For the entries that follow, state how many lines include the word "content", giving the number and nothing else.
─── SUPPLIED RECORDS ───
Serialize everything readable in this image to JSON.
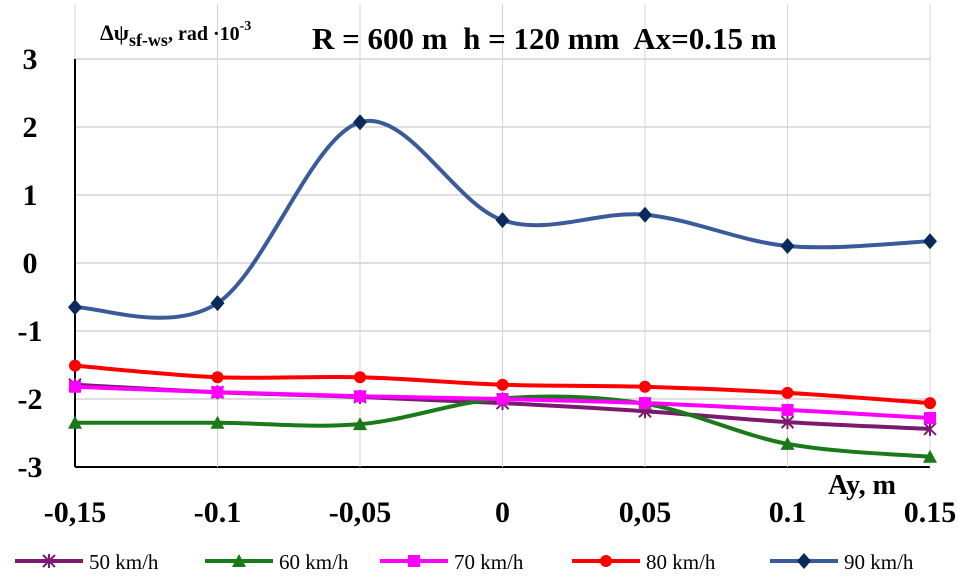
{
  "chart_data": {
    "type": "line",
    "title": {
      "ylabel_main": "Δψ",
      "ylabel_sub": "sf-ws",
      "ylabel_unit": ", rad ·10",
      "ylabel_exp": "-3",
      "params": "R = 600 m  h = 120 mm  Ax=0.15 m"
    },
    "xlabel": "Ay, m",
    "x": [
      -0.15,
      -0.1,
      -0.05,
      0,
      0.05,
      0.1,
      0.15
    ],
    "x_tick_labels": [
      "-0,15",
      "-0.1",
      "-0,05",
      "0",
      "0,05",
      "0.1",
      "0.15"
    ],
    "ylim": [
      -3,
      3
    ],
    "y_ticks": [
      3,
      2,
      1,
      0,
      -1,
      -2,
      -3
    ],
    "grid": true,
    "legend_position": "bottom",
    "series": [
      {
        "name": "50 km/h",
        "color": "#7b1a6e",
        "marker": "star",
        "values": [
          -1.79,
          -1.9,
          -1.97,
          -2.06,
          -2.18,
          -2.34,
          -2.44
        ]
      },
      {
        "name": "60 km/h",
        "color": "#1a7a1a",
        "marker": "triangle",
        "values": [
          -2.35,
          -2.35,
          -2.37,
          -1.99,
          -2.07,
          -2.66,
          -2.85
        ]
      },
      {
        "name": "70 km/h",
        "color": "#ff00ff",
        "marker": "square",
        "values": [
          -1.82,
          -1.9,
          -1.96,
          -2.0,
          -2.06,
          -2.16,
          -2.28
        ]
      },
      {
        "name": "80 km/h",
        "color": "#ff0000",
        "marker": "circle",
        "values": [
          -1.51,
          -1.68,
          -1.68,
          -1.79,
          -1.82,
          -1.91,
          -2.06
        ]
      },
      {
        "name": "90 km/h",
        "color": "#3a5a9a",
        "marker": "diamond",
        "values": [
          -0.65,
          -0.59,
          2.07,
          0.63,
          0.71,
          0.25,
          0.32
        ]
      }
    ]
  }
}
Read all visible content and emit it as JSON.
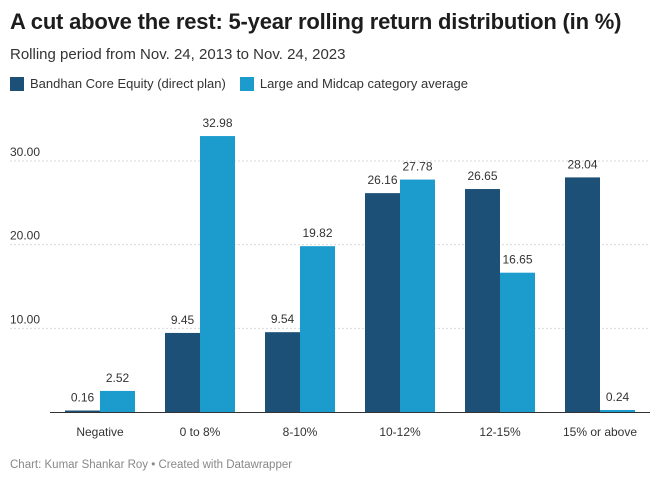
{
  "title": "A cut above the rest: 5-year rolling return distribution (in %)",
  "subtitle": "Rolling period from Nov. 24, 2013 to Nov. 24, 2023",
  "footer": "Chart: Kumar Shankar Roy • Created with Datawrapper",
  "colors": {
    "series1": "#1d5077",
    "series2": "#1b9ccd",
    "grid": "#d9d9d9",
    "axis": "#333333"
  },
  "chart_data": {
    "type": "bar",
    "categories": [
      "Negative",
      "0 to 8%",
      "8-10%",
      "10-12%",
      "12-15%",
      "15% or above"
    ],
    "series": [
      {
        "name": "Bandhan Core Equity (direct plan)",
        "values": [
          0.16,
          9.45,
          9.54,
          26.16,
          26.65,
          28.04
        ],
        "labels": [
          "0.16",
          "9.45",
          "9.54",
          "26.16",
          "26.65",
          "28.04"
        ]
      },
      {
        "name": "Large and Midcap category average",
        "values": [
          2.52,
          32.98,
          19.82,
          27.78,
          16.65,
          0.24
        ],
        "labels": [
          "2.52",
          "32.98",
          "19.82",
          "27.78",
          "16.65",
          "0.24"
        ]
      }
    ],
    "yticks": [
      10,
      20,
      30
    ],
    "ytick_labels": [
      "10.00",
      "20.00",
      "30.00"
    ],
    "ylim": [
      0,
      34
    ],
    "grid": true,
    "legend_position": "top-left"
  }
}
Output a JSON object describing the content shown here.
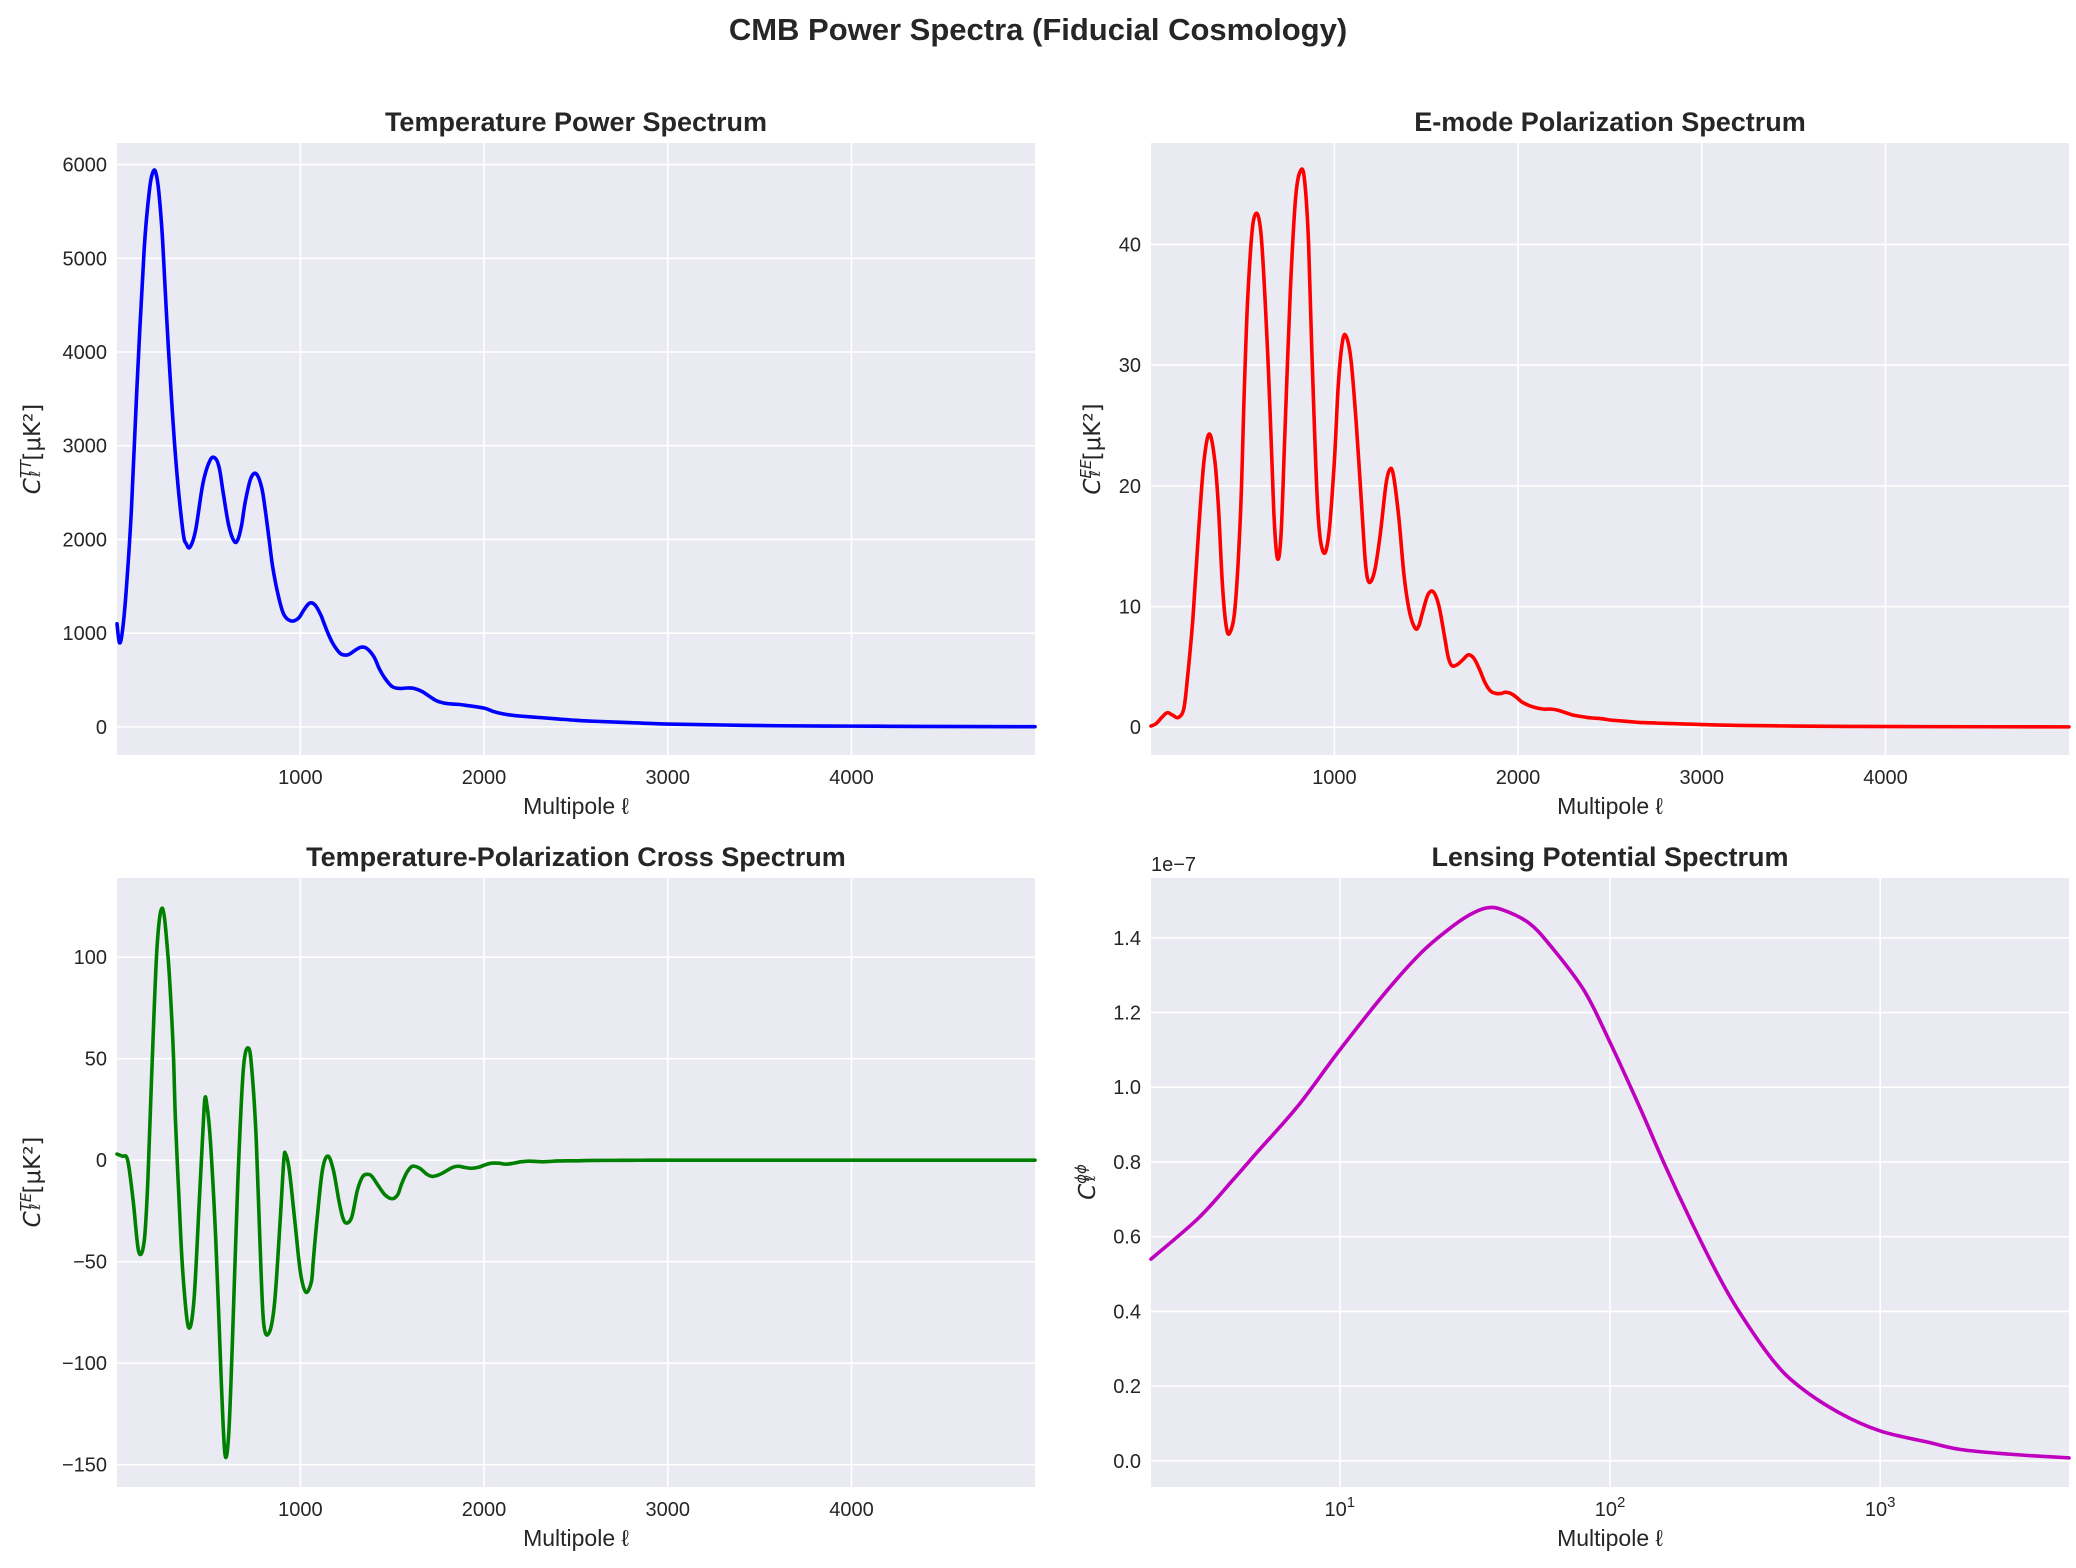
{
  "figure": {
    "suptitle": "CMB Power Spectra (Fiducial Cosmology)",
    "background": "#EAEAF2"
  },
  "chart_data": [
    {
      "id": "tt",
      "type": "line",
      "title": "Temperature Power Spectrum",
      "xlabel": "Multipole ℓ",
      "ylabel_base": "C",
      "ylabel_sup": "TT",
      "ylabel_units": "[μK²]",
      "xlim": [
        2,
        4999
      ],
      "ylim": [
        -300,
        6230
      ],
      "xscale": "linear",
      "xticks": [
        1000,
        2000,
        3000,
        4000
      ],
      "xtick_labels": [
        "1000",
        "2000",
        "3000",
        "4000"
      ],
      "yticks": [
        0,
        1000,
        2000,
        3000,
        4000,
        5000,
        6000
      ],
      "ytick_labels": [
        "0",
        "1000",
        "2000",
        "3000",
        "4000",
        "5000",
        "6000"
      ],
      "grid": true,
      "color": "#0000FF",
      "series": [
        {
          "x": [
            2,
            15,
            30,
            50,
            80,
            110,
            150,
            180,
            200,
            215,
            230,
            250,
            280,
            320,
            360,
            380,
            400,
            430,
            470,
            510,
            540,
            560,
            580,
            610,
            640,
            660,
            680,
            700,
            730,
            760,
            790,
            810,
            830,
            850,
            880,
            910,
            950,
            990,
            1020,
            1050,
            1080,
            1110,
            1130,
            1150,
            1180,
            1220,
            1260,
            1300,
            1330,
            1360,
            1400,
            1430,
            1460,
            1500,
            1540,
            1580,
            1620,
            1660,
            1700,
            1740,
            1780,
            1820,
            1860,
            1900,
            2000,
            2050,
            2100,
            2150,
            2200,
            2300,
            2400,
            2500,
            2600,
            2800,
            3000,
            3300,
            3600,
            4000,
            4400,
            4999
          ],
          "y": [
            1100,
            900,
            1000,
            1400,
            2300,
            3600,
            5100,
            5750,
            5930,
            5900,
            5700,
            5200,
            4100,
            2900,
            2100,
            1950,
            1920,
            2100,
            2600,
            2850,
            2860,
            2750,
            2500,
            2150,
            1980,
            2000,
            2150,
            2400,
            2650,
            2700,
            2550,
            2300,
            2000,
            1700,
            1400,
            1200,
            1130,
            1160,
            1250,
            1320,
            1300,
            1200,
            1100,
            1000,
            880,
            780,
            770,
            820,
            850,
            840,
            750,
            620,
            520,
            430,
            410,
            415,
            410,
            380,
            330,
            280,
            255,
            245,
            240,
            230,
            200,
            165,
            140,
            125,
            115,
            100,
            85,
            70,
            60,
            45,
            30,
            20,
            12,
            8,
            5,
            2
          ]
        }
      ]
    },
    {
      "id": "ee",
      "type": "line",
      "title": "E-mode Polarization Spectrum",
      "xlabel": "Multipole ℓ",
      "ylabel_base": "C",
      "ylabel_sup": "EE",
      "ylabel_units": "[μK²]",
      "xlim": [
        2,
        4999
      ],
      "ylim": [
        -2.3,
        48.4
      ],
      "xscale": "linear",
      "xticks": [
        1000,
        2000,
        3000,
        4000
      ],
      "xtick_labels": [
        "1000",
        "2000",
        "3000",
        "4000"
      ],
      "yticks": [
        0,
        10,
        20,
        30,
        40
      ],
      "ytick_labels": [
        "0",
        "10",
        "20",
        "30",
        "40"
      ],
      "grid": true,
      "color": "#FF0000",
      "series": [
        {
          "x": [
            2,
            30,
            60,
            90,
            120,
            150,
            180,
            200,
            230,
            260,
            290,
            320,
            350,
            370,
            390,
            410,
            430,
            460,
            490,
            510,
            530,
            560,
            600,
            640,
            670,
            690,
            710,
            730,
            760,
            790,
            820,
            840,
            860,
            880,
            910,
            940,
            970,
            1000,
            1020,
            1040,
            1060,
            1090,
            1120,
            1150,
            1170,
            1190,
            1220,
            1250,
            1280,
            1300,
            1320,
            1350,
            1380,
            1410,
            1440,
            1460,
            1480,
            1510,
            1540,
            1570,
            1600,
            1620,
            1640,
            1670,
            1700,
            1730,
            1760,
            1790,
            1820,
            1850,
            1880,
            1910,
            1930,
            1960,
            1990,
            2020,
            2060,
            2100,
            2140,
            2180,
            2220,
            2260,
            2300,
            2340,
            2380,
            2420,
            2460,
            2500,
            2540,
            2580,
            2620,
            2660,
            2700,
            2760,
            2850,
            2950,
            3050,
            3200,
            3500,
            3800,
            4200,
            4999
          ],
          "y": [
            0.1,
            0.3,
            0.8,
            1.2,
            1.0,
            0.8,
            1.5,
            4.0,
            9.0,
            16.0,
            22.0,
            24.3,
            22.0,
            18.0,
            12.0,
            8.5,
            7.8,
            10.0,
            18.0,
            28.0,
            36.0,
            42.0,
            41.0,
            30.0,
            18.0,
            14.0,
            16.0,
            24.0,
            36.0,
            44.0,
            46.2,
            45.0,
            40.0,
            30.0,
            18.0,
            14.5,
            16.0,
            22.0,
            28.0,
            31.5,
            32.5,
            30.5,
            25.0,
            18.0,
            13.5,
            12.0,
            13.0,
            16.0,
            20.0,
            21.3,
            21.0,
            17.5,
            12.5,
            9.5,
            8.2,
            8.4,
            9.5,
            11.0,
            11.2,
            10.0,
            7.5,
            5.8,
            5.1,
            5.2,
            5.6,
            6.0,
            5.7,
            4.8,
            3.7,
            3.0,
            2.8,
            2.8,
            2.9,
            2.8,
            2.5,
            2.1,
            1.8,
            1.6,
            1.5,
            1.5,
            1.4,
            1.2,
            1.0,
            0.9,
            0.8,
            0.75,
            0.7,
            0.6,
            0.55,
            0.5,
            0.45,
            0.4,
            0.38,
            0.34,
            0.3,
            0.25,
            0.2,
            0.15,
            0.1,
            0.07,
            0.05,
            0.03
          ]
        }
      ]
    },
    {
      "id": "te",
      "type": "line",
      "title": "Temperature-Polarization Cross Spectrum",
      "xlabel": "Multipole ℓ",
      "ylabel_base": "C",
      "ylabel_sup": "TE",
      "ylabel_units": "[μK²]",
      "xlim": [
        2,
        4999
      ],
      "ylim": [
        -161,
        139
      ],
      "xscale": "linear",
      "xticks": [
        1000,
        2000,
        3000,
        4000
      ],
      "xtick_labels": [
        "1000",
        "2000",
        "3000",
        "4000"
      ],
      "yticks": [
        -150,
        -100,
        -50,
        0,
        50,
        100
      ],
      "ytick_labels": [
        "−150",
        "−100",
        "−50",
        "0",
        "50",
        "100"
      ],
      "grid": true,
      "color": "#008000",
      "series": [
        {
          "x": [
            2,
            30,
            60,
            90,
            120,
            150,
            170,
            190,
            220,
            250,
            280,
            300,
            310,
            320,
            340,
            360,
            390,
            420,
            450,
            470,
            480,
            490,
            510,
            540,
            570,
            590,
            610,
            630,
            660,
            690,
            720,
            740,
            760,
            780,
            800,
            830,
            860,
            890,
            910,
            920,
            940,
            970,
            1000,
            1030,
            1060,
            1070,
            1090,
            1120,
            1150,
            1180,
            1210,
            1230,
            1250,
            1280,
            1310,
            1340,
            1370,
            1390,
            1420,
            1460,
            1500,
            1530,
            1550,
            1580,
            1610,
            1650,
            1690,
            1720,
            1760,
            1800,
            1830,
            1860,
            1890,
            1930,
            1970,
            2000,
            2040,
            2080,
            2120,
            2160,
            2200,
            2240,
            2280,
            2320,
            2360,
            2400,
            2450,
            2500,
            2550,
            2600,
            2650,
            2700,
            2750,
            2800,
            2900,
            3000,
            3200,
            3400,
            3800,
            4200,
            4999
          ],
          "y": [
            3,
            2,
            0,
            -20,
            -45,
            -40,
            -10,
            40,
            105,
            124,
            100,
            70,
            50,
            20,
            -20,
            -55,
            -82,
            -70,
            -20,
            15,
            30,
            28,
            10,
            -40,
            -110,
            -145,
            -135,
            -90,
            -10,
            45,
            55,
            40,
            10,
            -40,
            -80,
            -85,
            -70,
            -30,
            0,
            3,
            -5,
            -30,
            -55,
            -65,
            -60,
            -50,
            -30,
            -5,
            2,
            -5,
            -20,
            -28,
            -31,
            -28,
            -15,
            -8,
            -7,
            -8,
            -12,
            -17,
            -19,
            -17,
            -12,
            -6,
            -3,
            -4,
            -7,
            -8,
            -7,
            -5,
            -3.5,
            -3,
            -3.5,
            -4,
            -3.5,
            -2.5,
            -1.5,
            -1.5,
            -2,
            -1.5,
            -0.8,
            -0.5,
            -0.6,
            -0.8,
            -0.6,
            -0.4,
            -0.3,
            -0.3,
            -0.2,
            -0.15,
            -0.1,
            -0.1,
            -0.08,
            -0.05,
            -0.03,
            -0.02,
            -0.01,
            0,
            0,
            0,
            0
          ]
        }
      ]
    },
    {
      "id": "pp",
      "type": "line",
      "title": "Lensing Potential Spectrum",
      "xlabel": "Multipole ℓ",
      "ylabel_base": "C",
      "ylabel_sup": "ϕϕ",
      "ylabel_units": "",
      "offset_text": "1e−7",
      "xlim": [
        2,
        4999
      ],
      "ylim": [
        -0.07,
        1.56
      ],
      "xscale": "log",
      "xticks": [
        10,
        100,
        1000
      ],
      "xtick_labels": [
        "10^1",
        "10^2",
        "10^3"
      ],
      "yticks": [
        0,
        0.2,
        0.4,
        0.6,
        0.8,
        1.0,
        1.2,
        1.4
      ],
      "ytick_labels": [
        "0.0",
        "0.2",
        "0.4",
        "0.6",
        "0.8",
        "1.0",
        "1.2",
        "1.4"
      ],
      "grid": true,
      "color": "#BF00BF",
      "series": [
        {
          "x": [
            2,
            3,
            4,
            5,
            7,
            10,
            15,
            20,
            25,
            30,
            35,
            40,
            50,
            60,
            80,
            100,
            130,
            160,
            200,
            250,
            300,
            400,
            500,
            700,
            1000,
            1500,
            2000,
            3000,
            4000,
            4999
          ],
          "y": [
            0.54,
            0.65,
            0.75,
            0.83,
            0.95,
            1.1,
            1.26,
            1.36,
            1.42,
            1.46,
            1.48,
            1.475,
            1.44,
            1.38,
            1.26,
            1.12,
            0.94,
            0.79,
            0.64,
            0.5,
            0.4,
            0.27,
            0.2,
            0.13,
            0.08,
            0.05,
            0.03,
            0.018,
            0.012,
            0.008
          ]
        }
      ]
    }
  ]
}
───
[SOLUTION]:
2